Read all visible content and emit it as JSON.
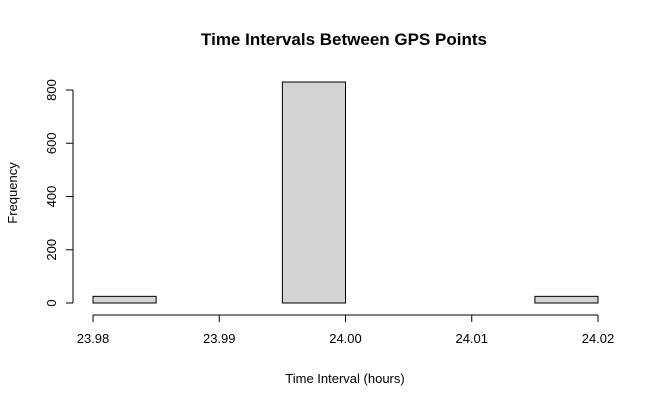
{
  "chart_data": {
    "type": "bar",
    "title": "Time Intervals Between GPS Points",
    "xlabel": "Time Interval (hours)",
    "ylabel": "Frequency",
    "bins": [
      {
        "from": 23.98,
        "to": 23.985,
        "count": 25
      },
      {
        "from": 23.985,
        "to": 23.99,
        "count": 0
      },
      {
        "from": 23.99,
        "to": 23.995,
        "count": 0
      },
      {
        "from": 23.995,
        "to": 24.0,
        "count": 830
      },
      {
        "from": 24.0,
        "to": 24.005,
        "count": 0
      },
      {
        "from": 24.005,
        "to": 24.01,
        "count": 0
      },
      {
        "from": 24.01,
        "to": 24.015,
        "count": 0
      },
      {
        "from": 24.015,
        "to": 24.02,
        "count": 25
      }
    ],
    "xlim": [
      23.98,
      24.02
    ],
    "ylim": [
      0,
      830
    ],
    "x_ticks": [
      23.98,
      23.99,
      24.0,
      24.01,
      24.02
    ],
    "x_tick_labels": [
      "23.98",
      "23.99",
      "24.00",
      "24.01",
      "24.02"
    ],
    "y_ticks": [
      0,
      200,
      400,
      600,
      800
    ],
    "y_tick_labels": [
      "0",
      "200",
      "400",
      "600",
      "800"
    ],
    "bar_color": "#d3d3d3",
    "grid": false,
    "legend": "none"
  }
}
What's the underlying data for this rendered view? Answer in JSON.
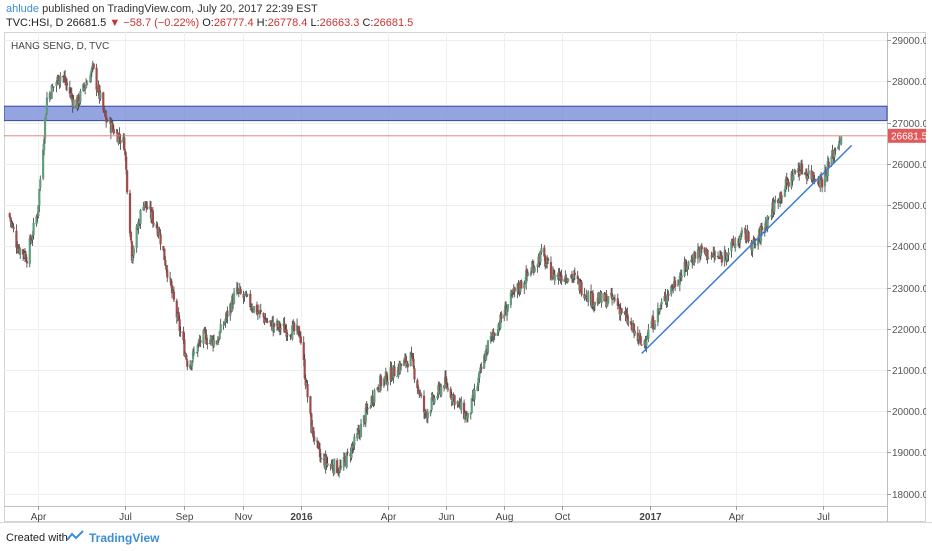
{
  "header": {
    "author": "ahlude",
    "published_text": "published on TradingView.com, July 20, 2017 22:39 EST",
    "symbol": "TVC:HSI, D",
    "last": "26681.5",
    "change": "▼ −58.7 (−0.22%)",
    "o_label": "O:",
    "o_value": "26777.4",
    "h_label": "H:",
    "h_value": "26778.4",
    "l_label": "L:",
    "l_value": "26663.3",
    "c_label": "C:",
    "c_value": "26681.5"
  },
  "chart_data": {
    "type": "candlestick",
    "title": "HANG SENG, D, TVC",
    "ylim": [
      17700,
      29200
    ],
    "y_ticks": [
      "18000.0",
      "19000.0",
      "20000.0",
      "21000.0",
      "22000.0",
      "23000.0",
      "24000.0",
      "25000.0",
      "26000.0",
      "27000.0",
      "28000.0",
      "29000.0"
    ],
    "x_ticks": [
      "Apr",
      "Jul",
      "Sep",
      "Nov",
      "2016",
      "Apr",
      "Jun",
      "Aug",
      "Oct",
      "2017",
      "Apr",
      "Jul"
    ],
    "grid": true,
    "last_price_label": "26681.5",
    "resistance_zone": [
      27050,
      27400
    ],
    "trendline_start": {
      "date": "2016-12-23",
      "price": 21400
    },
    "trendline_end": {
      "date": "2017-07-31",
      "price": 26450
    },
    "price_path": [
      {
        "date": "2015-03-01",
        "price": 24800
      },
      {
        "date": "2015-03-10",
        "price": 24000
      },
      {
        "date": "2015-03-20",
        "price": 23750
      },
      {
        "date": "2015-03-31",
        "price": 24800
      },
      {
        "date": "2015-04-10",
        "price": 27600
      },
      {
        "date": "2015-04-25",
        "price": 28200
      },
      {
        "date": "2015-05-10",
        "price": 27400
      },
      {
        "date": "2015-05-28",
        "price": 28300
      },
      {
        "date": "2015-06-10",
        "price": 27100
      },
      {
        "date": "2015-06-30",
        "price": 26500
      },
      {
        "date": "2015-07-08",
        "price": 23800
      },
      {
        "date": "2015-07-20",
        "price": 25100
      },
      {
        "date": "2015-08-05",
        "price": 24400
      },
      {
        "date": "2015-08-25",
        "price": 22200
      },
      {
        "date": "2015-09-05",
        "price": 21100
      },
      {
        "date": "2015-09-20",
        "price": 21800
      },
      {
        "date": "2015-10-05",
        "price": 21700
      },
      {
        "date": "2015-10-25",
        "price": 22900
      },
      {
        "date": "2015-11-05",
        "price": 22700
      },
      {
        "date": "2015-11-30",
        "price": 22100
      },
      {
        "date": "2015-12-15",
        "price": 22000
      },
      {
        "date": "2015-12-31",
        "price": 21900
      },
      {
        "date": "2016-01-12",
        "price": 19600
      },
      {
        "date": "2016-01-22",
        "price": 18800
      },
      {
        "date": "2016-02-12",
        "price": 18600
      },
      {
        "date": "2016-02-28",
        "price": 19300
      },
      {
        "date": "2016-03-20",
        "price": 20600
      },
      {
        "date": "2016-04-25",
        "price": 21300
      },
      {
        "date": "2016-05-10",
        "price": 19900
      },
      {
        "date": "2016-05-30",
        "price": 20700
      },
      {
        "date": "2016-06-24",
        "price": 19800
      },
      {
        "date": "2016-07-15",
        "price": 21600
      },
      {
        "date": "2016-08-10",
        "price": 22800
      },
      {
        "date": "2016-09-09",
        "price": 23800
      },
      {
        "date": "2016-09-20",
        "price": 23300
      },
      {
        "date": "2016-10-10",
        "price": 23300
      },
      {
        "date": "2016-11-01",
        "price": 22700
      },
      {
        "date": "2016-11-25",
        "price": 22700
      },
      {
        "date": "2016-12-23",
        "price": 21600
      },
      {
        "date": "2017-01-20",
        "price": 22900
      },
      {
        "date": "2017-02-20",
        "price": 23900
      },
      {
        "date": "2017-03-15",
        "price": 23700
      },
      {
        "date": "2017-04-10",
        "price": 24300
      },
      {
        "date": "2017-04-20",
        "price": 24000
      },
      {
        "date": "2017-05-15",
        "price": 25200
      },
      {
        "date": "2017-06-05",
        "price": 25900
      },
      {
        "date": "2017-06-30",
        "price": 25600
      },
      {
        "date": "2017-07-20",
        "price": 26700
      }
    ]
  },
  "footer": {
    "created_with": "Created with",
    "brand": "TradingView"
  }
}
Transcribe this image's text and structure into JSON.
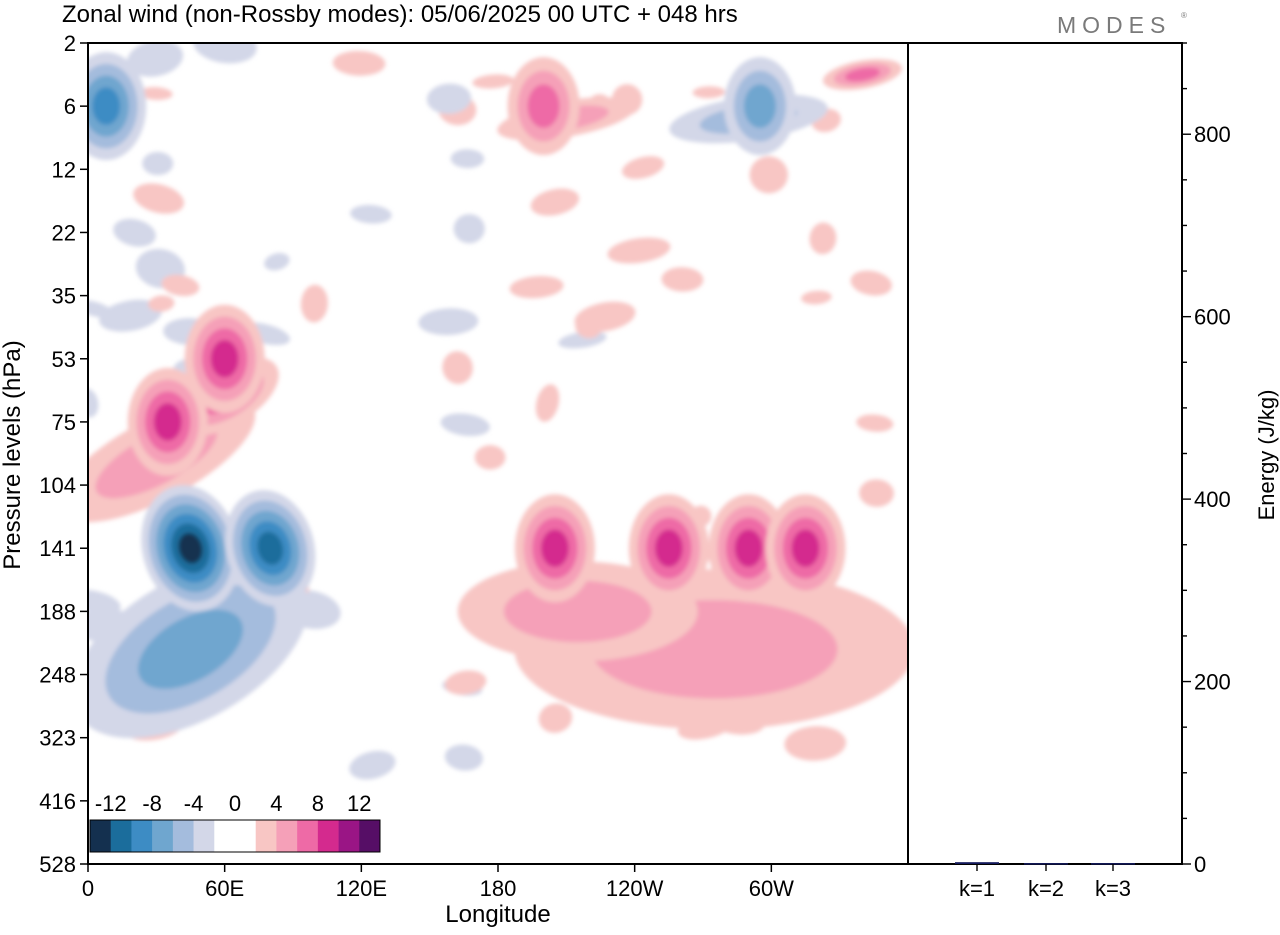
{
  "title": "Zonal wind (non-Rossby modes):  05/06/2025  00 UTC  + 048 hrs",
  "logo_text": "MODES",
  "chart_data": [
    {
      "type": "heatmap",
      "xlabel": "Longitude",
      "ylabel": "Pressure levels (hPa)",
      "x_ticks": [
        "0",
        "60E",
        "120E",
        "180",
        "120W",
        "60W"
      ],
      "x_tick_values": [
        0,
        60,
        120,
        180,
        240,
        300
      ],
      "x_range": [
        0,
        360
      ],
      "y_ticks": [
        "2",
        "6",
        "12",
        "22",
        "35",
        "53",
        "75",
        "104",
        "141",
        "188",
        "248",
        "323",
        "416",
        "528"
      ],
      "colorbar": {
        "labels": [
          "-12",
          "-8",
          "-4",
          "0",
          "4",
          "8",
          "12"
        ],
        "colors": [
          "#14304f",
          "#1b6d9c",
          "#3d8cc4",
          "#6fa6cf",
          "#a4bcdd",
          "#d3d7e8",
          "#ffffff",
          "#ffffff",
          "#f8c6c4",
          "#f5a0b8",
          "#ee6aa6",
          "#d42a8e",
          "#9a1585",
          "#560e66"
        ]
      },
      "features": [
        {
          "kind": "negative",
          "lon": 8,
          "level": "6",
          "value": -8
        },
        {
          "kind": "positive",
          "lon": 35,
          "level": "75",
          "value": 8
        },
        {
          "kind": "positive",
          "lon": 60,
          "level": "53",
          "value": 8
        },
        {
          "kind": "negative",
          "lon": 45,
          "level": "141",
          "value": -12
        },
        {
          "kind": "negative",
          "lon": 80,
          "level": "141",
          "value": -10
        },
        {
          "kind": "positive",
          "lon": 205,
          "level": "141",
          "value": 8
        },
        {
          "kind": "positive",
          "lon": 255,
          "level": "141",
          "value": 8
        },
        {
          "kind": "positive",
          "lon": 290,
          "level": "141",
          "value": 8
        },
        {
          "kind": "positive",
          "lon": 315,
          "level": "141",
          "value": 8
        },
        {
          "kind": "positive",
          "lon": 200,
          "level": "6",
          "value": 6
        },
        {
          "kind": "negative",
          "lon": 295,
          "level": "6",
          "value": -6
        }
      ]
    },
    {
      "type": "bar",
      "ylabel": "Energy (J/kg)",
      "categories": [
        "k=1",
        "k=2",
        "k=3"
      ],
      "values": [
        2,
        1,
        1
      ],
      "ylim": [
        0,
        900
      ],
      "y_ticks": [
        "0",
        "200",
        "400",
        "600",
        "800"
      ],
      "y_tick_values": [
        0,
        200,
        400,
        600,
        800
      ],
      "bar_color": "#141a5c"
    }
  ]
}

——————————

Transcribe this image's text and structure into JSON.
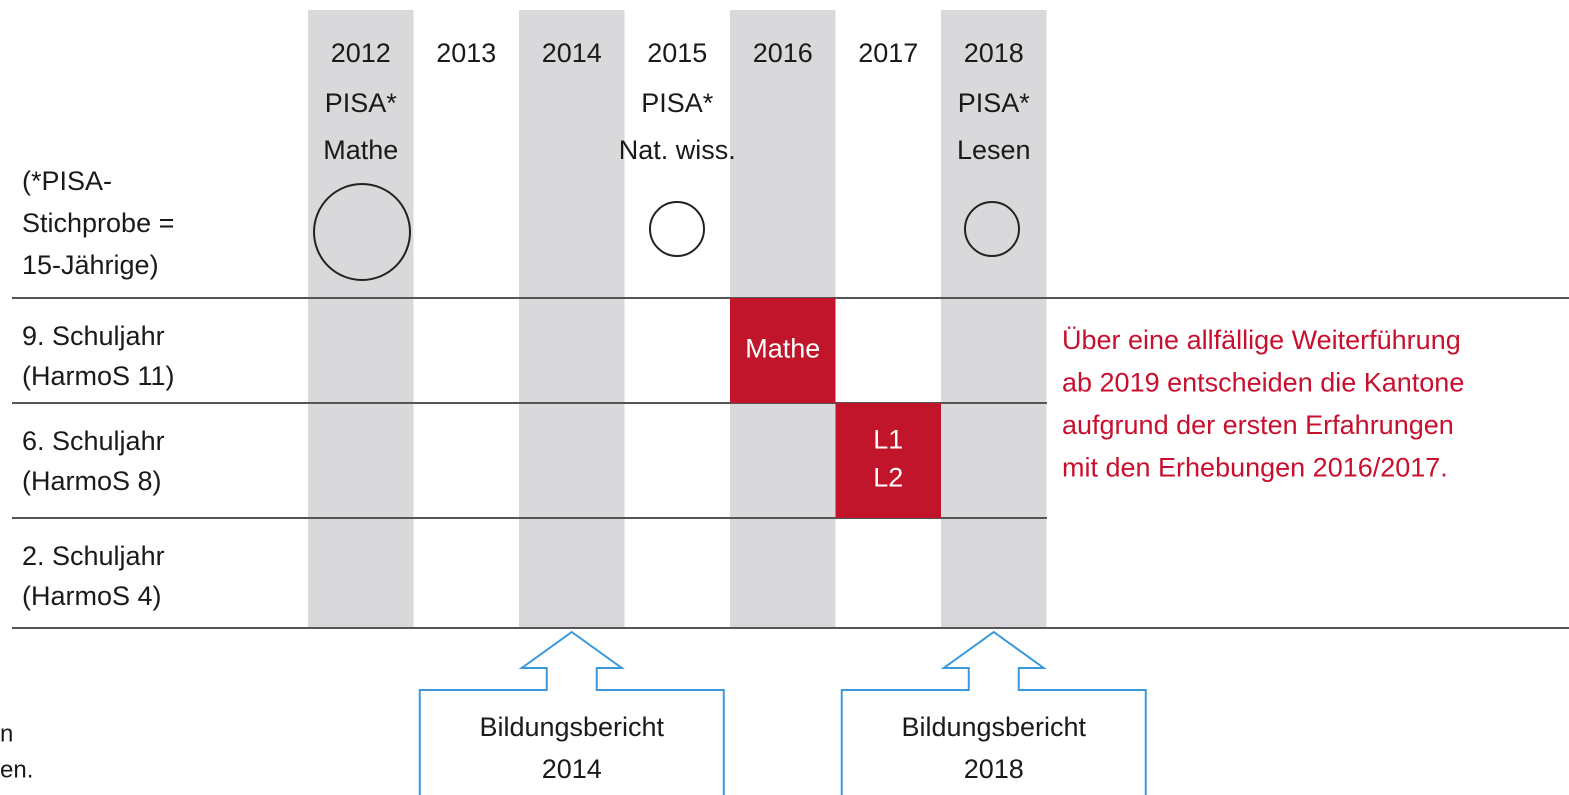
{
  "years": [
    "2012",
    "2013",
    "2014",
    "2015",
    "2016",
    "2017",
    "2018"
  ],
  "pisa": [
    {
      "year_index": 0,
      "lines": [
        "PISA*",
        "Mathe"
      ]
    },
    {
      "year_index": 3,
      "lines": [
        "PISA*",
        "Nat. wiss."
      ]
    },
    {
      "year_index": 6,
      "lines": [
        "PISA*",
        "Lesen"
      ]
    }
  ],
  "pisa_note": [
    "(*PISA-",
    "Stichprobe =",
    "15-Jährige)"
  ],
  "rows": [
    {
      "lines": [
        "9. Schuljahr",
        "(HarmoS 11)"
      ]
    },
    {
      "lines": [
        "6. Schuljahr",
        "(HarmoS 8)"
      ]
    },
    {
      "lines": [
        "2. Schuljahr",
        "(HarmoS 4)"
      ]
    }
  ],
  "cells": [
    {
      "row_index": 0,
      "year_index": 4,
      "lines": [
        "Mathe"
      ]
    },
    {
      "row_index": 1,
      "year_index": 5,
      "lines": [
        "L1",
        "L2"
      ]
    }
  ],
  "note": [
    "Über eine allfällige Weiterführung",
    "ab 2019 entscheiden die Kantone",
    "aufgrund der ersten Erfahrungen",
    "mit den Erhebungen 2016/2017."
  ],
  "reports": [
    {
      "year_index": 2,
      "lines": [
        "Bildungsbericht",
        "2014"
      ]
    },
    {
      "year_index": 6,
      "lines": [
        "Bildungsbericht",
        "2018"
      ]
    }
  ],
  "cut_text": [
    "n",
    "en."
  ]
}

——————————

In the material above, show every line where the word "title" turns up.

> _FULL ANSWER_
    "title": "Time Intervals Between GPS Points",
    "title": "HANG SENG, D, TVC",
  "title": "Zonal wind (non-Rossby modes):  05/06/2025  00 UTC  + 048 hrs",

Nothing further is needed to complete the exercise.